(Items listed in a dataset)
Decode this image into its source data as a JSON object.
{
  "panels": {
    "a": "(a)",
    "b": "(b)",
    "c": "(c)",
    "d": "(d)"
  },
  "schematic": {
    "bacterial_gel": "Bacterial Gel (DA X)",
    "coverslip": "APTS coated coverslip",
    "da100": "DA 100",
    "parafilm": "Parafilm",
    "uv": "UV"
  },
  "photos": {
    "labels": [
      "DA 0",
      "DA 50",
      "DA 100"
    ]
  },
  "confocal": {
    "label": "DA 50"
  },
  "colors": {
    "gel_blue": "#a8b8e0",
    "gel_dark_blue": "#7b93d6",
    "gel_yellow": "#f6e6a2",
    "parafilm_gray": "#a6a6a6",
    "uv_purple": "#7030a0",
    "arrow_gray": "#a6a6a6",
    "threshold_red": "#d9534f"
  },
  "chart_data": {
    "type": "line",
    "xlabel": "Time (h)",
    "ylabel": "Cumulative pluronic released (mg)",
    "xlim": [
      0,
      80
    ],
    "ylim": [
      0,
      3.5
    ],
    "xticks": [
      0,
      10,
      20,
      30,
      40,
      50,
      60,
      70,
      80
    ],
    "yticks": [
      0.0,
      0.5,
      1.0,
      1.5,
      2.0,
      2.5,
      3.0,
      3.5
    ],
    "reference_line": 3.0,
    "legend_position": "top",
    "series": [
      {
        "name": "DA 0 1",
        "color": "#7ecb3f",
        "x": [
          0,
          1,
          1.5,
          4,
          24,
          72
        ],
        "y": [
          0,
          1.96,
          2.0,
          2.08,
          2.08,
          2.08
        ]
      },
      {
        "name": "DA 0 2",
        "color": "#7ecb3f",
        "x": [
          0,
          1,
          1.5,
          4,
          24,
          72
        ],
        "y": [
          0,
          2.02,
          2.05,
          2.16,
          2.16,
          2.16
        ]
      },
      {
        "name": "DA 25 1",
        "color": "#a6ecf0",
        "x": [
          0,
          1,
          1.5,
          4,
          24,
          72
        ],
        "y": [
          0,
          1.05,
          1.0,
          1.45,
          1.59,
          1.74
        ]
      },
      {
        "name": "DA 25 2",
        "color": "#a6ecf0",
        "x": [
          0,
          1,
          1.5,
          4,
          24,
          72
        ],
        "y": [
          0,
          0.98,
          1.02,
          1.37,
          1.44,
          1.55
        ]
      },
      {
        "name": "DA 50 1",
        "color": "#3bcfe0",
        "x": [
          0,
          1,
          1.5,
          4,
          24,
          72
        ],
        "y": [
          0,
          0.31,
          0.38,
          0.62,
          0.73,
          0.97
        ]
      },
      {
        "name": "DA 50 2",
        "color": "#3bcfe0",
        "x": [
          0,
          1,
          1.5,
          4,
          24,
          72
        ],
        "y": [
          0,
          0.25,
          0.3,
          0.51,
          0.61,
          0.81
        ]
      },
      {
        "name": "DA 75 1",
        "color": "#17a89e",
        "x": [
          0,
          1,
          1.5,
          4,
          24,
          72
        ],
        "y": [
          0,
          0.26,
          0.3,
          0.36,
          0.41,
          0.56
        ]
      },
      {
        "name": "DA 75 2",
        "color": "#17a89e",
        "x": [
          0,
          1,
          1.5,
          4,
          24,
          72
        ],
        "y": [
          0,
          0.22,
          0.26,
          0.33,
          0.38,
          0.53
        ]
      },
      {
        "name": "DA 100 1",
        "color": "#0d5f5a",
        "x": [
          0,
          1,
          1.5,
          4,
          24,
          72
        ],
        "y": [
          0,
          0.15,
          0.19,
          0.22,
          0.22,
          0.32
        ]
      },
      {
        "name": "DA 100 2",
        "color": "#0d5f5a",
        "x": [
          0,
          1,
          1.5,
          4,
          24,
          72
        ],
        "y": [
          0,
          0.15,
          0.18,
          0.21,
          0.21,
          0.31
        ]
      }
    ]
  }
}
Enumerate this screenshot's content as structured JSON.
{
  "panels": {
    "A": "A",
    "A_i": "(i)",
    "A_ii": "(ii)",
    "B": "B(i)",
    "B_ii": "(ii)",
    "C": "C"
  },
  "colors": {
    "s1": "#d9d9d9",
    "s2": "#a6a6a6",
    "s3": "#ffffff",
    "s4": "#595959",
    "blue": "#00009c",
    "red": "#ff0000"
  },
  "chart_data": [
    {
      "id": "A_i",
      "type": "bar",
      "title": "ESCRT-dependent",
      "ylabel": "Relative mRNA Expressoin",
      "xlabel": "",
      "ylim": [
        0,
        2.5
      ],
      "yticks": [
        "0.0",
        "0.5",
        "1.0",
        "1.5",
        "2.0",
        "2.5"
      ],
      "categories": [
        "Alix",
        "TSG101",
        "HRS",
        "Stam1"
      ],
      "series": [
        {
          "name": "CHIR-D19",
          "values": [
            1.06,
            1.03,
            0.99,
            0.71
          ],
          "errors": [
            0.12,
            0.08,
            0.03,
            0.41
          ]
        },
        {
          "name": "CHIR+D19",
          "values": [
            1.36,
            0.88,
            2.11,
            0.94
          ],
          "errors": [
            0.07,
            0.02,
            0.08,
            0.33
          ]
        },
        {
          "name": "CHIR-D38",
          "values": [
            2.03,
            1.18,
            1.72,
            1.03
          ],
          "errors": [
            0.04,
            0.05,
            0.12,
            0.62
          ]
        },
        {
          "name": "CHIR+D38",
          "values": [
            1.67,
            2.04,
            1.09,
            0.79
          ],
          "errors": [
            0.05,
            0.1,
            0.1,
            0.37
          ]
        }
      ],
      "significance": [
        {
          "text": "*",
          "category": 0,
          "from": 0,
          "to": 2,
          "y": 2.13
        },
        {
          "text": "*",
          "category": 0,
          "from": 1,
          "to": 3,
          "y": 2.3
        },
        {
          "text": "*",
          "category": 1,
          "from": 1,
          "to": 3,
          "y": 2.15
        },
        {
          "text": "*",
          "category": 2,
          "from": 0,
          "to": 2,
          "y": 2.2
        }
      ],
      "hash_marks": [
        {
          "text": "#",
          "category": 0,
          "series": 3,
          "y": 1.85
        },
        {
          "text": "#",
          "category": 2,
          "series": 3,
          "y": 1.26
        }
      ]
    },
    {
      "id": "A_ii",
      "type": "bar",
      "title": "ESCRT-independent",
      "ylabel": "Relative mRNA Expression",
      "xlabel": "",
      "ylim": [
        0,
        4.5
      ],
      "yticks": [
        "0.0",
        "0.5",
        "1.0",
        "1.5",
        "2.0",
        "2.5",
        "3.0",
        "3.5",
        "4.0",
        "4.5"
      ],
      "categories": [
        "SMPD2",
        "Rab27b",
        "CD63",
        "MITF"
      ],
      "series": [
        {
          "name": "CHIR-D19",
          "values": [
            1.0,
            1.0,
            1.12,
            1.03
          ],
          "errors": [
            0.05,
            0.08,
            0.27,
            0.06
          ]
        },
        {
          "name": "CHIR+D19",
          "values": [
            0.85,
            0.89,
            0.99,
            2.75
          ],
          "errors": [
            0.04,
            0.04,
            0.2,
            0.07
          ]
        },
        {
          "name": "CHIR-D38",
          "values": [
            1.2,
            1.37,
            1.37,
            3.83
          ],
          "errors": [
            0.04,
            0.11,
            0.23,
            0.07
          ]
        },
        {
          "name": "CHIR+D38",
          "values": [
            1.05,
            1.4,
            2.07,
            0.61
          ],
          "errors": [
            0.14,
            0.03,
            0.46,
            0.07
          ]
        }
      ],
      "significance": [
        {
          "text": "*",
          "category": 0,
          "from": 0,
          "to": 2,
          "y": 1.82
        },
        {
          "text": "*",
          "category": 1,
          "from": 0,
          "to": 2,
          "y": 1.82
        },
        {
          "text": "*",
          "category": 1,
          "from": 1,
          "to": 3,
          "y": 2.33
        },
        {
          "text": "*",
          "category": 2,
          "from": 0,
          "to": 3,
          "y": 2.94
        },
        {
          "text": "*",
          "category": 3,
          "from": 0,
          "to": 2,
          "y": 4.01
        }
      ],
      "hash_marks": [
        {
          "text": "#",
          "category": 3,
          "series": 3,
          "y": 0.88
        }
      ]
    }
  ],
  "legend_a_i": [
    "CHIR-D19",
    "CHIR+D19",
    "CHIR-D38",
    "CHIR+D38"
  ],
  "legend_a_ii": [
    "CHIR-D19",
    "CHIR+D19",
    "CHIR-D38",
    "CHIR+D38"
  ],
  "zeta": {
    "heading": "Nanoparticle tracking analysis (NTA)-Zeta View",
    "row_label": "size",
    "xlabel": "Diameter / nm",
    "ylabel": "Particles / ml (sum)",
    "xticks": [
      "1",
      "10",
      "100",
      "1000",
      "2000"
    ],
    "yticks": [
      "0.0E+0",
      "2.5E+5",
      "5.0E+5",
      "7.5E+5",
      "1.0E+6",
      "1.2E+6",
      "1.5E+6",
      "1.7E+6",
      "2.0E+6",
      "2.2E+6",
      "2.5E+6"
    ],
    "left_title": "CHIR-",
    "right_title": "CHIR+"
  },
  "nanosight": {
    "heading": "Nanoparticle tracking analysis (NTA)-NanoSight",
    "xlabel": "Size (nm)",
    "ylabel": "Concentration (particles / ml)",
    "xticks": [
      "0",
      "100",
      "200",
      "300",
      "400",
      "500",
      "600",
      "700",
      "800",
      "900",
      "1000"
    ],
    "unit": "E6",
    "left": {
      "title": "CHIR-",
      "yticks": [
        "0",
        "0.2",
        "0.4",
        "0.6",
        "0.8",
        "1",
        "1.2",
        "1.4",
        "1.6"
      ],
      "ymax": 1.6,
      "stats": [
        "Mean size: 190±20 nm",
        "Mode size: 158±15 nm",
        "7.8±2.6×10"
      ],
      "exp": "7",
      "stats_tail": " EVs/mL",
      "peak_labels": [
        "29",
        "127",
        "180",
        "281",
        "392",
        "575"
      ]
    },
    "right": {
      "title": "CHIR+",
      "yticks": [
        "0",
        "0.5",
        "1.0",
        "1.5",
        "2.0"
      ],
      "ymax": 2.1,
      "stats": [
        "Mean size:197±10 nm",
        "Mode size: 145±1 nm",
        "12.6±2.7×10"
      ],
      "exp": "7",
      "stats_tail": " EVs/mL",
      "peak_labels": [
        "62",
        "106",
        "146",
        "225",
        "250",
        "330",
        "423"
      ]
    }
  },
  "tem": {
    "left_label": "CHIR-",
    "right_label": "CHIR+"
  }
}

Assignment:
Looking at the records above, how many lines have the word "this" in them? State the number only.

Result:
2